_Exercises:_
1: Using the forum thread, say whether each statement below agrees with it, answering yes or no and quoting the deciding words exactly. (a) The link to the ZFS daemon was found on a "whats cooking" site. (b) FreeNAS is described as based on Linux. (c) re0 reports years of experience with unix-like operating systems.
2: Change "FreeBSD" to "FreeNAS" in the forum thread and reproduce everything from "## gkontos (Jan" down to "would be great!!!".
3: Go on with the forum thread about ZFS and FreeBSD for a NAS, starting after its last line.

____ Page extract

It looks like something is in the works, i found the following link.
ZFS fault monitoring and management daemon
http://svnweb.freebsd.org/base?view=revision&revision=222836 
If i interpeted it right, it should be doing the monitoring and management and hopefully the replacements of faulted disks.

This link i found on the whats cooking site http://ivoras.net/freebsd/freebsd10.html.

regards
Johan


----------



## FBSD (Jan 20, 2012)

re0,

Have you looked at FreeNAS at all? FreeNAS is based on FreeBSD but geared and tweaked for NAS use.

Keep us updated about progress.


----------



## gkontos (Jan 21, 2012)

re0 said:
			
		

> #7 is why i think FreeBSD is the right choice of OS. I have read lots over the last 2 weeks and have zero unix like os experience. I realize that this information is scattered alone the web but it's quite a difficult task to use the RIGHT information. any help suggestions comments would be great!!!

________
____ Excerpted records

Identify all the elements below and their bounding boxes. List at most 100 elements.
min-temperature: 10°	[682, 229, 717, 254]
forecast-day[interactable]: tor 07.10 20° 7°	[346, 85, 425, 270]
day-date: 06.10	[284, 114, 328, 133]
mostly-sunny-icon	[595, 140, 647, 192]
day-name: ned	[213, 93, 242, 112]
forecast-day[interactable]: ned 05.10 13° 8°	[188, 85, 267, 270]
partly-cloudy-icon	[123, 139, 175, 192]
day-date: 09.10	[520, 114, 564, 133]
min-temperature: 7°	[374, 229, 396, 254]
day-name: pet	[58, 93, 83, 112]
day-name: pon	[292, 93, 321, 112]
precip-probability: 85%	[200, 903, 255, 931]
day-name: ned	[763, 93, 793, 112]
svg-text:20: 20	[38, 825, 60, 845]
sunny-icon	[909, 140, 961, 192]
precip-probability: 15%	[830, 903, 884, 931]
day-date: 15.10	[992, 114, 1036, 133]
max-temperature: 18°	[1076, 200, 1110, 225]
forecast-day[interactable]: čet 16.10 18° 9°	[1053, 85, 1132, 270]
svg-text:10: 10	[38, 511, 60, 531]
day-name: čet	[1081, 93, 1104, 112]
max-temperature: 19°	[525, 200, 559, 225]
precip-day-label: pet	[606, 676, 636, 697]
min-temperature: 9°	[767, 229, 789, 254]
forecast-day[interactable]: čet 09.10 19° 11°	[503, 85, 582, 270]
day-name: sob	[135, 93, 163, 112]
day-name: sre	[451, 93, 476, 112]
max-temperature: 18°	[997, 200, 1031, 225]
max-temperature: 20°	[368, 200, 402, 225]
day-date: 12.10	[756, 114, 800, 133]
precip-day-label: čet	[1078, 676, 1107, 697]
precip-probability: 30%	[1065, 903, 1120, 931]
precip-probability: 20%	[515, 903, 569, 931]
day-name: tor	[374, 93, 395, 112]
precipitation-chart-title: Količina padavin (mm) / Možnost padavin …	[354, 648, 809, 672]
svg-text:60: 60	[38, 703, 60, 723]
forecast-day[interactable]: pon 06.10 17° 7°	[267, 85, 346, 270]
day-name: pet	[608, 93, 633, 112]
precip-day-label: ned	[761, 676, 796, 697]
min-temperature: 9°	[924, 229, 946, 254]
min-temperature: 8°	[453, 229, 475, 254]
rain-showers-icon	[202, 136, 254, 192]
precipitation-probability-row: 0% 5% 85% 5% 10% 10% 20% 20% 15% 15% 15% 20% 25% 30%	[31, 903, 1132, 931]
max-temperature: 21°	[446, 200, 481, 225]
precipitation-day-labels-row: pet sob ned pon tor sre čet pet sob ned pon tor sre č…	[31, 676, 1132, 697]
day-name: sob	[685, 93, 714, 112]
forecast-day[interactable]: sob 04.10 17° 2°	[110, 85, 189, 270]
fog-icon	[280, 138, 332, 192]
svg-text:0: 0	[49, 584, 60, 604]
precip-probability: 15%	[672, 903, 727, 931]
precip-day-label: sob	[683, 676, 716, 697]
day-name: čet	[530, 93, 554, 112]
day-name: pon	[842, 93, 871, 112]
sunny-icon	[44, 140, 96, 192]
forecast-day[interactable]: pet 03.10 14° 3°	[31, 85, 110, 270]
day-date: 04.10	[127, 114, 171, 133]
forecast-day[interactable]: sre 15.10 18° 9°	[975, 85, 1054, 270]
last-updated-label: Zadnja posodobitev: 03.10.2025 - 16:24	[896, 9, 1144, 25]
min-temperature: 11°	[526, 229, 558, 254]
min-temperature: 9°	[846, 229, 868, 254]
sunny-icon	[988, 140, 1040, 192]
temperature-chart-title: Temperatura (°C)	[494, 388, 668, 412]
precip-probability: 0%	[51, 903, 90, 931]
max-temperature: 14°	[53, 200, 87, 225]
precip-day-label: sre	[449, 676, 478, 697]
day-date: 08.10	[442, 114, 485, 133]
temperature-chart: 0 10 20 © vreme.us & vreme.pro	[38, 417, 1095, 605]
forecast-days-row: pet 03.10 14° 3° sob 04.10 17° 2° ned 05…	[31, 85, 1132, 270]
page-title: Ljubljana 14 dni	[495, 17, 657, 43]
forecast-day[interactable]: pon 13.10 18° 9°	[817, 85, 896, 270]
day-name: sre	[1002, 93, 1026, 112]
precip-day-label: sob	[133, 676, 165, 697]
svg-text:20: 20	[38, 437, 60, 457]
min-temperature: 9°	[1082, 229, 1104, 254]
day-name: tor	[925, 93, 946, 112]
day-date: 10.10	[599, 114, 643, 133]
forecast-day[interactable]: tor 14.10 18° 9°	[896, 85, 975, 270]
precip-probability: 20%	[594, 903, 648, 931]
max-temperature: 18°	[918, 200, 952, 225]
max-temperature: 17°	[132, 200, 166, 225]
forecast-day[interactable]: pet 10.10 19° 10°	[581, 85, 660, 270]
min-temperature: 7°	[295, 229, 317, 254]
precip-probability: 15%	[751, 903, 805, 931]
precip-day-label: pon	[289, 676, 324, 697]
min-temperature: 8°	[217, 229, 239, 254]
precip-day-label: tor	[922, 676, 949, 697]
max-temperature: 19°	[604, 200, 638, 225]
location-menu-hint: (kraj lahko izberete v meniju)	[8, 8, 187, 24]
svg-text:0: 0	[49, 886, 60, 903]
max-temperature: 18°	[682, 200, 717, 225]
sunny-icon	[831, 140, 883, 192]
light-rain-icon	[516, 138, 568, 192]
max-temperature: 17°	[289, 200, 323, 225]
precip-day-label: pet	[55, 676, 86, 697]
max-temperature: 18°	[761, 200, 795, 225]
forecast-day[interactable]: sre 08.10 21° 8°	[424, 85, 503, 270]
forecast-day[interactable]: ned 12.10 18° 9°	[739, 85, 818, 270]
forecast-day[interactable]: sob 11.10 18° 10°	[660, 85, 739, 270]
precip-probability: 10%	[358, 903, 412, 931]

________

_Answers:_
1:
(a) Yes: "This link i found on the whats cooking site http://ivoras.net/freebsd/freebsd10.html."
(b) No: "FreeNAS is based on FreeBSD but geared and tweaked for NAS use."
(c) No: "have zero unix like os experience."

2:
## gkontos (Jan 21, 2012)

re0 said:
			
		

> #7 is why i think FreeNAS is the right choice of OS. I have read lots over the last 2 weeks and have zero unix like os experience. I realize that this information is scattered alone the web but it's quite a difficult task to use the RIGHT information. any help suggestions comments would be great!!!

3:
Just out of curiosity, how are you planning on setting up, tuning and maintain such an installation with zero experience?


----------



## throAU (Feb 1, 2012)

What gkontos said.

The man page probably needs to be updated.  As suggested above, the drive is installed as a spare, but it will not automatically fail over onto the hot spare on FreeBSD without user intervention.

On a side-note...


I love seeing client requests like this.  "I want infinitely expandable storage.  I have $3000!".

Good luck with it.  Sounds like what they really want is a Netapp or similar.

However, my advice would be:

Get a proper server, not one that is built with random parts.  Going with backyard self built hardware may save you a couple of $ up front, but it WILL burn you when it breaks, and random component X or Y is no longer available, and certainly not available on 4 hrs notice.

Get one from HP/Dell/IBM/etc that has a 4hr response time (or at least option for such), 3-5 yrs support time-frame, with remote lights out management (that will enable you to remotely power it up, fix an OS that fails to boot, and notify you of hardware failures), redundant hot-swap power supplies, plenty of NICs, etc.  Add disks/controllers/shelves to it as required.

I suspect your budget will need to grow somewhat.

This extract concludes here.